- EXERCISE DESCRIPTION:
Copy each line below as it stands, but skip any picture it contains.

- DATA PROVIDED:
== == ==

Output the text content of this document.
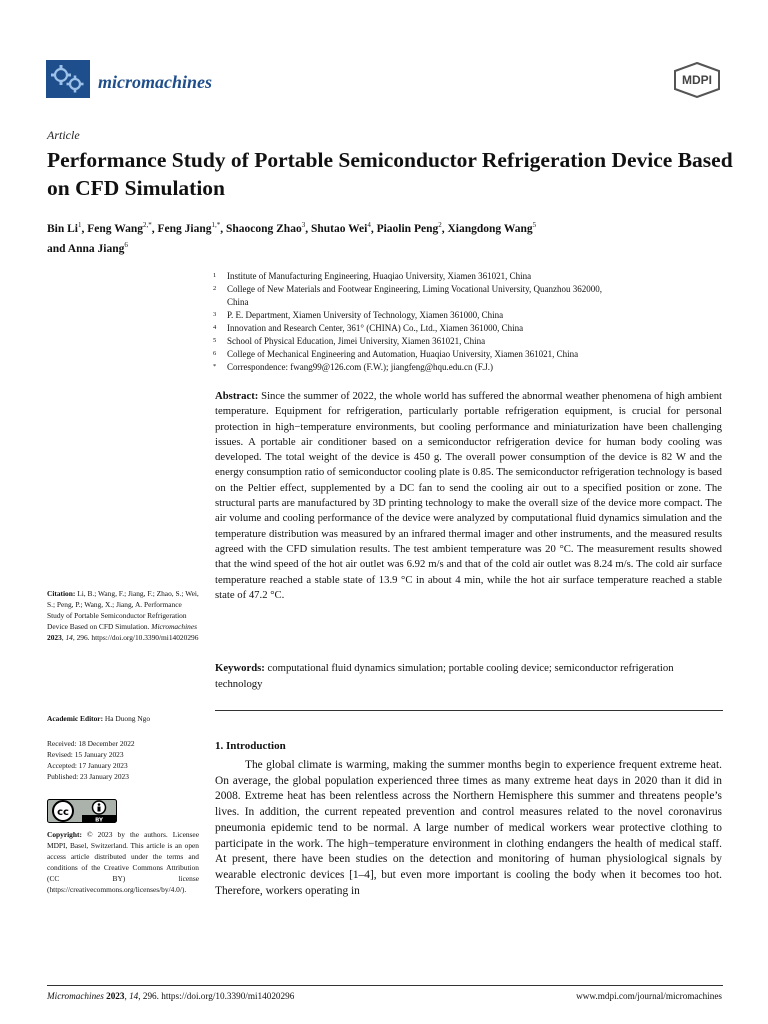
micromachines	MDPI
Article
Performance Study of Portable Semiconductor Refrigeration Device Based on CFD Simulation
Bin Li$^1$, Feng Wang$^{2,*}$, Feng Jiang$^{1,*}$, Shaocong Zhao$^3$, Shutao Wei$^4$, Piaolin Peng$^2$, Xiangdong Wang$^5$
and Anna Jiang$^6$
1 Institute of Manufacturing Engineering, Huaqiao University, Xiamen 361021, China
2 College of New Materials and Footwear Engineering, Liming Vocational University, Quanzhou 362000, China
3 P. E. Department, Xiamen University of Technology, Xiamen 361000, China
4 Innovation and Research Center, 361° (CHINA) Co., Ltd., Xiamen 361000, China
5 School of Physical Education, Jimei University, Xiamen 361021, China
6 College of Mechanical Engineering and Automation, Huaqiao University, Xiamen 361021, China
* Correspondence: fwang99@126.com (F.W.); jiangfeng@hqu.edu.cn (F.J.)

Abstract: Since the summer of 2022, the whole world has suffered the abnormal weather phenomena of high ambient temperature. Equipment for refrigeration, particularly portable refrigeration equipment, is crucial for personal protection in high−temperature environments, but cooling performance and miniaturization have been challenging issues. A portable air conditioner based on a semiconductor refrigeration device for human body cooling was developed. The total weight of the device is 450 g. The overall power consumption of the device is 82 W and the energy consumption ratio of semiconductor cooling plate is 0.85. The semiconductor refrigeration technology is based on the Peltier effect, supplemented by a DC fan to send the cooling air out to a specified position or zone. The structural parts are manufactured by 3D printing technology to make the overall size of the device more compact. The air volume and cooling performance of the device were analyzed by computational fluid dynamics simulation and the temperature distribution was measured by an infrared thermal imager and other instruments, and the measured results agreed with the CFD simulation results. The test ambient temperature was 20 °C. The measurement results showed that the wind speed of the hot air outlet was 6.92 m/s and that of the cold air outlet was 8.24 m/s. The cold air surface temperature reached a stable state of 13.9 °C in about 4 min, while the hot air surface temperature reached a stable state of 47.2 °C.

Keywords: computational fluid dynamics simulation; portable cooling device; semiconductor refrigeration technology

1. Introduction

The global climate is warming, making the summer months begin to experience frequent extreme heat. On average, the global population experienced three times as many extreme heat days in 2020 than it did in 2008. Extreme heat has been relentless across the Northern Hemisphere this summer and threatens people’s lives. In addition, the current repeated prevention and control measures related to the novel coronavirus pneumonia epidemic tend to be normal. A large number of medical workers wear protective clothing to participate in the work. The high−temperature environment in clothing endangers the health of medical staff. At present, there have been studies on the detection and monitoring of human physiological signals by wearable electronic devices [1–4], but even more important is cooling the body when it becomes too hot. Therefore, workers operating in

Citation: Li, B.; Wang, F.; Jiang, F.; Zhao, S.; Wei, S.; Peng, P.; Wang, X.; Jiang, A. Performance Study of Portable Semiconductor Refrigeration Device Based on CFD Simulation. Micromachines 2023, 14, 296. https://doi.org/10.3390/mi14020296
Academic Editor: Ha Duong Ngo
Received: 18 December 2022
Revised: 15 January 2023
Accepted: 17 January 2023
Published: 23 January 2023
cc
BY
Copyright: © 2023 by the authors. Licensee MDPI, Basel, Switzerland. This article is an open access article distributed under the terms and conditions of the Creative Commons Attribution (CC BY) license (https://creativecommons.org/licenses/by/4.0/).
Micromachines 2023, 14, 296. https://doi.org/10.3390/mi14020296	www.mdpi.com/journal/micromachines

== == ==

- EXERCISE SOLUTION:
Output the text content of this document.
micromachines	MDPI
Article
Performance Study of Portable Semiconductor Refrigeration Device Based on CFD Simulation
Bin Li$^1$, Feng Wang$^{2,*}$, Feng Jiang$^{1,*}$, Shaocong Zhao$^3$, Shutao Wei$^4$, Piaolin Peng$^2$, Xiangdong Wang$^5$
and Anna Jiang$^6$
1 Institute of Manufacturing Engineering, Huaqiao University, Xiamen 361021, China
2 College of New Materials and Footwear Engineering, Liming Vocational University, Quanzhou 362000, China
3 P. E. Department, Xiamen University of Technology, Xiamen 361000, China
4 Innovation and Research Center, 361° (CHINA) Co., Ltd., Xiamen 361000, China
5 School of Physical Education, Jimei University, Xiamen 361021, China
6 College of Mechanical Engineering and Automation, Huaqiao University, Xiamen 361021, China
* Correspondence: fwang99@126.com (F.W.); jiangfeng@hqu.edu.cn (F.J.)

Abstract: Since the summer of 2022, the whole world has suffered the abnormal weather phenomena of high ambient temperature. Equipment for refrigeration, particularly portable refrigeration equipment, is crucial for personal protection in high−temperature environments, but cooling performance and miniaturization have been challenging issues. A portable air conditioner based on a semiconductor refrigeration device for human body cooling was developed. The total weight of the device is 450 g. The overall power consumption of the device is 82 W and the energy consumption ratio of semiconductor cooling plate is 0.85. The semiconductor refrigeration technology is based on the Peltier effect, supplemented by a DC fan to send the cooling air out to a specified position or zone. The structural parts are manufactured by 3D printing technology to make the overall size of the device more compact. The air volume and cooling performance of the device were analyzed by computational fluid dynamics simulation and the temperature distribution was measured by an infrared thermal imager and other instruments, and the measured results agreed with the CFD simulation results. The test ambient temperature was 20 °C. The measurement results showed that the wind speed of the hot air outlet was 6.92 m/s and that of the cold air outlet was 8.24 m/s. The cold air surface temperature reached a stable state of 13.9 °C in about 4 min, while the hot air surface temperature reached a stable state of 47.2 °C.

Keywords: computational fluid dynamics simulation; portable cooling device; semiconductor refrigeration technology

1. Introduction

The global climate is warming, making the summer months begin to experience frequent extreme heat. On average, the global population experienced three times as many extreme heat days in 2020 than it did in 2008. Extreme heat has been relentless across the Northern Hemisphere this summer and threatens people’s lives. In addition, the current repeated prevention and control measures related to the novel coronavirus pneumonia epidemic tend to be normal. A large number of medical workers wear protective clothing to participate in the work. The high−temperature environment in clothing endangers the health of medical staff. At present, there have been studies on the detection and monitoring of human physiological signals by wearable electronic devices [1–4], but even more important is cooling the body when it becomes too hot. Therefore, workers operating in

Citation: Li, B.; Wang, F.; Jiang, F.; Zhao, S.; Wei, S.; Peng, P.; Wang, X.; Jiang, A. Performance Study of Portable Semiconductor Refrigeration Device Based on CFD Simulation. Micromachines 2023, 14, 296. https://doi.org/10.3390/mi14020296
Academic Editor: Ha Duong Ngo
Received: 18 December 2022
Revised: 15 January 2023
Accepted: 17 January 2023
Published: 23 January 2023
cc
BY
Copyright: © 2023 by the authors. Licensee MDPI, Basel, Switzerland. This article is an open access article distributed under the terms and conditions of the Creative Commons Attribution (CC BY) license (https://creativecommons.org/licenses/by/4.0/).
Micromachines 2023, 14, 296. https://doi.org/10.3390/mi14020296	www.mdpi.com/journal/micromachines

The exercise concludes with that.